Objective:
Tell how many lines in these records contain the string "Save", with only the number as the reply.

* start *

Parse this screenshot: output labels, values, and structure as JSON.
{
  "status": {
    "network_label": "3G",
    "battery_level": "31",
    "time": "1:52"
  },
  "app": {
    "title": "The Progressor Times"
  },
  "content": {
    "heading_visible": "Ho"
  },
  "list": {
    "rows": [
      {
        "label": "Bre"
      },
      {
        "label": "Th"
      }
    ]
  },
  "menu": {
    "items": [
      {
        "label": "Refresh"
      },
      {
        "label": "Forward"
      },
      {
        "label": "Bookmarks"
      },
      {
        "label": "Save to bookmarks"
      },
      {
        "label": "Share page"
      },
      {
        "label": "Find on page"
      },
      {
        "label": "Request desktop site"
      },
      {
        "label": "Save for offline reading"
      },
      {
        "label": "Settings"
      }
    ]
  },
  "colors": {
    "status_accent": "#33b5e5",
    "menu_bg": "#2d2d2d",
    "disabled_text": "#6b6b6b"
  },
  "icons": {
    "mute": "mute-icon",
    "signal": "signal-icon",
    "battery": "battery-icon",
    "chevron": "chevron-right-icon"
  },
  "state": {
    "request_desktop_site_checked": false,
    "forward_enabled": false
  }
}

* end *

Task output:
2